_Task material:_
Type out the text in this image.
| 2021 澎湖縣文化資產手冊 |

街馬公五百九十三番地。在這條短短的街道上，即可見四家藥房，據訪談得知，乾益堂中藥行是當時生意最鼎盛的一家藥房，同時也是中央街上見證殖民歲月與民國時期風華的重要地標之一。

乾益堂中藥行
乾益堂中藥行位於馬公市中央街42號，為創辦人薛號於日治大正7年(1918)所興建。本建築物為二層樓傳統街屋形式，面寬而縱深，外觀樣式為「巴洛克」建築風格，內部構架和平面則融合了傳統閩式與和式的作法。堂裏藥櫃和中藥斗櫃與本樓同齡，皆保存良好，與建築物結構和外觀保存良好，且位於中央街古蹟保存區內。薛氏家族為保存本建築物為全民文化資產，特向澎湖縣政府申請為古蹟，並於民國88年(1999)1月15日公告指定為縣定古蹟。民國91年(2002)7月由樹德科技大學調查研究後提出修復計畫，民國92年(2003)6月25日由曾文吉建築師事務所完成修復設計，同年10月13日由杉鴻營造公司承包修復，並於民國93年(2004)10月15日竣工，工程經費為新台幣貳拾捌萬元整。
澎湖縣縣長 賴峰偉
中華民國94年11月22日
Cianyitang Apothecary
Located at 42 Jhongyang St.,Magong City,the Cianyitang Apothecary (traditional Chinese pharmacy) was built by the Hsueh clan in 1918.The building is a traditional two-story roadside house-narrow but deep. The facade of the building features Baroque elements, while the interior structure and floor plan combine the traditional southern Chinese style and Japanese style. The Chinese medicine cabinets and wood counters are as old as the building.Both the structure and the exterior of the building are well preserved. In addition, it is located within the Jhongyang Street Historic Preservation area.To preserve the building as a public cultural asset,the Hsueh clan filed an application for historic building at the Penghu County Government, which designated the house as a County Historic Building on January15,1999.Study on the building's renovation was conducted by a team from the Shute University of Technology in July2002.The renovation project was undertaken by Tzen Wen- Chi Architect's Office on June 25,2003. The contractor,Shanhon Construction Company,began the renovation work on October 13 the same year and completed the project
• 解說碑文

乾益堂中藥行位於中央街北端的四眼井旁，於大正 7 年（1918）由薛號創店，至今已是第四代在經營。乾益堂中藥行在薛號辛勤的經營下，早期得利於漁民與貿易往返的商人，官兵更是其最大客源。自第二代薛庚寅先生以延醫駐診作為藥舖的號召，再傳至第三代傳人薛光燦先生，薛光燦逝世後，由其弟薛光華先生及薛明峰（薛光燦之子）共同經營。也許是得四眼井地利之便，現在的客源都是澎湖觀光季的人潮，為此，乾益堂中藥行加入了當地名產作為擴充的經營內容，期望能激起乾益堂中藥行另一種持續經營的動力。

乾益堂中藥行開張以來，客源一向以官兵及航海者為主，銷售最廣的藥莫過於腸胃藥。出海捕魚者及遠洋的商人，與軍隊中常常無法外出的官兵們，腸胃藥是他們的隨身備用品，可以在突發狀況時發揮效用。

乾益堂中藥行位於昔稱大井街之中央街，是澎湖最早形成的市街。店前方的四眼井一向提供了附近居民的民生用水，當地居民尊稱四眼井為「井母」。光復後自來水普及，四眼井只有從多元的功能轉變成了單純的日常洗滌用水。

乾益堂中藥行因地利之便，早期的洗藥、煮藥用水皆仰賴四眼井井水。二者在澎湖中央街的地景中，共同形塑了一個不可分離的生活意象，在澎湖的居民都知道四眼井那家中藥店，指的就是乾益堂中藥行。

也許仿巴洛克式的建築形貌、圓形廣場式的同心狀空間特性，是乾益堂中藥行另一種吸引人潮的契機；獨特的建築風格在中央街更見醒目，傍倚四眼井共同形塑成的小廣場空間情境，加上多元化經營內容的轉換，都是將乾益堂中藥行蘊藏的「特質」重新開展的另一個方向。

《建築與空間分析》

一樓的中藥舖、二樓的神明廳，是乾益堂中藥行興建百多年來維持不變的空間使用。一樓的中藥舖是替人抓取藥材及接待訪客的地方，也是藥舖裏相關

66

_Required work:_ Print every line of the records exactly. Omit nothing.

_The response:_
Type out the text in this image.
| 2021 澎湖縣文化資產手冊 |

街馬公五百九十三番地。在這條短短的街道上，即可見四家藥房，據訪談得知，乾益堂中藥行是當時生意最鼎盛的一家藥房，同時也是中央街上見證殖民歲月與民國時期風華的重要地標之一。

乾益堂中藥行
乾益堂中藥行位於馬公市中央街42號，為創辦人薛號於日治大正7年(1918)所興建。本建築物為二層樓傳統街屋形式，面寬而縱深，外觀樣式為「巴洛克」建築風格，內部構架和平面則融合了傳統閩式與和式的作法。堂裏藥櫃和中藥斗櫃與本樓同齡，皆保存良好，與建築物結構和外觀保存良好，且位於中央街古蹟保存區內。薛氏家族為保存本建築物為全民文化資產，特向澎湖縣政府申請為古蹟，並於民國88年(1999)1月15日公告指定為縣定古蹟。民國91年(2002)7月由樹德科技大學調查研究後提出修復計畫，民國92年(2003)6月25日由曾文吉建築師事務所完成修復設計，同年10月13日由杉鴻營造公司承包修復，並於民國93年(2004)10月15日竣工，工程經費為新台幣貳拾捌萬元整。
澎湖縣縣長 賴峰偉
中華民國94年11月22日
Cianyitang Apothecary
Located at 42 Jhongyang St.,Magong City,the Cianyitang Apothecary (traditional Chinese pharmacy) was built by the Hsueh clan in 1918.The building is a traditional two-story roadside house-narrow but deep. The facade of the building features Baroque elements, while the interior structure and floor plan combine the traditional southern Chinese style and Japanese style. The Chinese medicine cabinets and wood counters are as old as the building.Both the structure and the exterior of the building are well preserved. In addition, it is located within the Jhongyang Street Historic Preservation area.To preserve the building as a public cultural asset,the Hsueh clan filed an application for historic building at the Penghu County Government, which designated the house as a County Historic Building on January15,1999.Study on the building's renovation was conducted by a team from the Shute University of Technology in July2002.The renovation project was undertaken by Tzen Wen- Chi Architect's Office on June 25,2003. The contractor,Shanhon Construction Company,began the renovation work on October 13 the same year and completed the project
• 解說碑文

乾益堂中藥行位於中央街北端的四眼井旁，於大正 7 年（1918）由薛號創店，至今已是第四代在經營。乾益堂中藥行在薛號辛勤的經營下，早期得利於漁民與貿易往返的商人，官兵更是其最大客源。自第二代薛庚寅先生以延醫駐診作為藥舖的號召，再傳至第三代傳人薛光燦先生，薛光燦逝世後，由其弟薛光華先生及薛明峰（薛光燦之子）共同經營。也許是得四眼井地利之便，現在的客源都是澎湖觀光季的人潮，為此，乾益堂中藥行加入了當地名產作為擴充的經營內容，期望能激起乾益堂中藥行另一種持續經營的動力。

乾益堂中藥行開張以來，客源一向以官兵及航海者為主，銷售最廣的藥莫過於腸胃藥。出海捕魚者及遠洋的商人，與軍隊中常常無法外出的官兵們，腸胃藥是他們的隨身備用品，可以在突發狀況時發揮效用。

乾益堂中藥行位於昔稱大井街之中央街，是澎湖最早形成的市街。店前方的四眼井一向提供了附近居民的民生用水，當地居民尊稱四眼井為「井母」。光復後自來水普及，四眼井只有從多元的功能轉變成了單純的日常洗滌用水。

乾益堂中藥行因地利之便，早期的洗藥、煮藥用水皆仰賴四眼井井水。二者在澎湖中央街的地景中，共同形塑了一個不可分離的生活意象，在澎湖的居民都知道四眼井那家中藥店，指的就是乾益堂中藥行。

也許仿巴洛克式的建築形貌、圓形廣場式的同心狀空間特性，是乾益堂中藥行另一種吸引人潮的契機；獨特的建築風格在中央街更見醒目，傍倚四眼井共同形塑成的小廣場空間情境，加上多元化經營內容的轉換，都是將乾益堂中藥行蘊藏的「特質」重新開展的另一個方向。

《建築與空間分析》

一樓的中藥舖、二樓的神明廳，是乾益堂中藥行興建百多年來維持不變的空間使用。一樓的中藥舖是替人抓取藥材及接待訪客的地方，也是藥舖裏相關

66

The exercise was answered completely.